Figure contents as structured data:
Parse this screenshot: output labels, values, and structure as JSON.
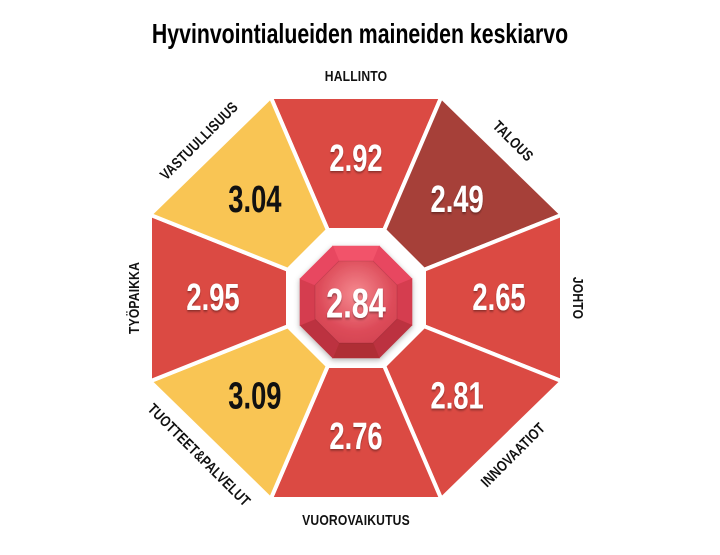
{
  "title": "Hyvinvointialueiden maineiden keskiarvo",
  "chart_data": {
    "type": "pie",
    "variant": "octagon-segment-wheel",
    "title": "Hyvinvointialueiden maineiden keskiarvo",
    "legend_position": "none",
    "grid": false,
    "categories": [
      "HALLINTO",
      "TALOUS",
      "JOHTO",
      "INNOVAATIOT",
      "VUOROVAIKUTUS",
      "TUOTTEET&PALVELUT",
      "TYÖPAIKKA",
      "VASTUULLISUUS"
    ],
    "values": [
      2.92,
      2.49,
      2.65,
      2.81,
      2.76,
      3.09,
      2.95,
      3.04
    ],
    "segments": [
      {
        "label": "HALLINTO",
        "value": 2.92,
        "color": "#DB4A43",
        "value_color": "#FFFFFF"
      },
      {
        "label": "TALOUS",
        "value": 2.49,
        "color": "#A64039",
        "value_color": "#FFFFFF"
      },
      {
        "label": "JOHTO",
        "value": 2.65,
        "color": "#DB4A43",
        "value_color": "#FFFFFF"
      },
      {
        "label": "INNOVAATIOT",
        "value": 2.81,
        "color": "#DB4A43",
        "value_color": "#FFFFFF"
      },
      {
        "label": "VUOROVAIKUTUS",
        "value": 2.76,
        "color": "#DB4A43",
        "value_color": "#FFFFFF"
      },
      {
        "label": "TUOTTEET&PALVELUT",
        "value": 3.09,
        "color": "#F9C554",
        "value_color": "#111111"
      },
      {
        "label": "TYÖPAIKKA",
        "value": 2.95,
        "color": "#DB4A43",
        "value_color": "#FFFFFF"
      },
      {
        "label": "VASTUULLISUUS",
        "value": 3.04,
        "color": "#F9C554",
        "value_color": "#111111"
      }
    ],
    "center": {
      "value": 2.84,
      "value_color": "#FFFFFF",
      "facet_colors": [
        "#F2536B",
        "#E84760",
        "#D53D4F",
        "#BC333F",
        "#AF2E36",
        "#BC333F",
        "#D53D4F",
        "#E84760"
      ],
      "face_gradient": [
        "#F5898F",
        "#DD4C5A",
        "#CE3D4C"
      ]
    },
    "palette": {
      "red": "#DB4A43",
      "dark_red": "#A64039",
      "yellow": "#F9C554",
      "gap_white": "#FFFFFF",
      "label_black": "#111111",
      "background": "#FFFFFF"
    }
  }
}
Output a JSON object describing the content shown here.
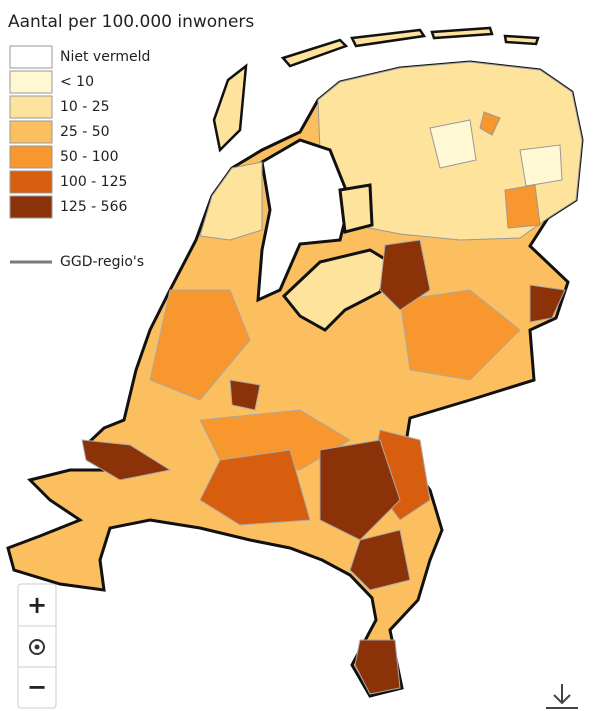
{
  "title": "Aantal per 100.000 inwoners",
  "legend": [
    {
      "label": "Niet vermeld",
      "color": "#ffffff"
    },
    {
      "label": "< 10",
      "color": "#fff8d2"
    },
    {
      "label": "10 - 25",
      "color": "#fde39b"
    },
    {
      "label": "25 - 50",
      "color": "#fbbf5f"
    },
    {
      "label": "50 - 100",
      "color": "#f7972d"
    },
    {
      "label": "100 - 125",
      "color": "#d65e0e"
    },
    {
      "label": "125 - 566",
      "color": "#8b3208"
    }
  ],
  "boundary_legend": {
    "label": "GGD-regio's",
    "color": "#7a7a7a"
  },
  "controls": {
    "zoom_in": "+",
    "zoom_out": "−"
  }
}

• YOUR GOAL: Output the data exactly. Pictures don't belong in the result.

• COMPLETED TASK:
Parse this screenshot: output labels, values, and structure as JSON.
{
  "title": "Hyvinvointialueiden maineiden keskiarvo",
  "chart_data": {
    "type": "pie",
    "variant": "octagon-segment-wheel",
    "title": "Hyvinvointialueiden maineiden keskiarvo",
    "legend_position": "none",
    "grid": false,
    "categories": [
      "HALLINTO",
      "TALOUS",
      "JOHTO",
      "INNOVAATIOT",
      "VUOROVAIKUTUS",
      "TUOTTEET&PALVELUT",
      "TYÖPAIKKA",
      "VASTUULLISUUS"
    ],
    "values": [
      2.92,
      2.49,
      2.65,
      2.81,
      2.76,
      3.09,
      2.95,
      3.04
    ],
    "segments": [
      {
        "label": "HALLINTO",
        "value": 2.92,
        "color": "#DB4A43",
        "value_color": "#FFFFFF"
      },
      {
        "label": "TALOUS",
        "value": 2.49,
        "color": "#A64039",
        "value_color": "#FFFFFF"
      },
      {
        "label": "JOHTO",
        "value": 2.65,
        "color": "#DB4A43",
        "value_color": "#FFFFFF"
      },
      {
        "label": "INNOVAATIOT",
        "value": 2.81,
        "color": "#DB4A43",
        "value_color": "#FFFFFF"
      },
      {
        "label": "VUOROVAIKUTUS",
        "value": 2.76,
        "color": "#DB4A43",
        "value_color": "#FFFFFF"
      },
      {
        "label": "TUOTTEET&PALVELUT",
        "value": 3.09,
        "color": "#F9C554",
        "value_color": "#111111"
      },
      {
        "label": "TYÖPAIKKA",
        "value": 2.95,
        "color": "#DB4A43",
        "value_color": "#FFFFFF"
      },
      {
        "label": "VASTUULLISUUS",
        "value": 3.04,
        "color": "#F9C554",
        "value_color": "#111111"
      }
    ],
    "center": {
      "value": 2.84,
      "value_color": "#FFFFFF",
      "facet_colors": [
        "#F2536B",
        "#E84760",
        "#D53D4F",
        "#BC333F",
        "#AF2E36",
        "#BC333F",
        "#D53D4F",
        "#E84760"
      ],
      "face_gradient": [
        "#F5898F",
        "#DD4C5A",
        "#CE3D4C"
      ]
    },
    "palette": {
      "red": "#DB4A43",
      "dark_red": "#A64039",
      "yellow": "#F9C554",
      "gap_white": "#FFFFFF",
      "label_black": "#111111",
      "background": "#FFFFFF"
    }
  }
}
Output a JSON object describing the content shown here.
{
  "title": "Aantal per 100.000 inwoners",
  "legend": [
    {
      "label": "Niet vermeld",
      "color": "#ffffff"
    },
    {
      "label": "< 10",
      "color": "#fff8d2"
    },
    {
      "label": "10 - 25",
      "color": "#fde39b"
    },
    {
      "label": "25 - 50",
      "color": "#fbbf5f"
    },
    {
      "label": "50 - 100",
      "color": "#f7972d"
    },
    {
      "label": "100 - 125",
      "color": "#d65e0e"
    },
    {
      "label": "125 - 566",
      "color": "#8b3208"
    }
  ],
  "boundary_legend": {
    "label": "GGD-regio's",
    "color": "#7a7a7a"
  },
  "controls": {
    "zoom_in": "+",
    "zoom_out": "−"
  }
}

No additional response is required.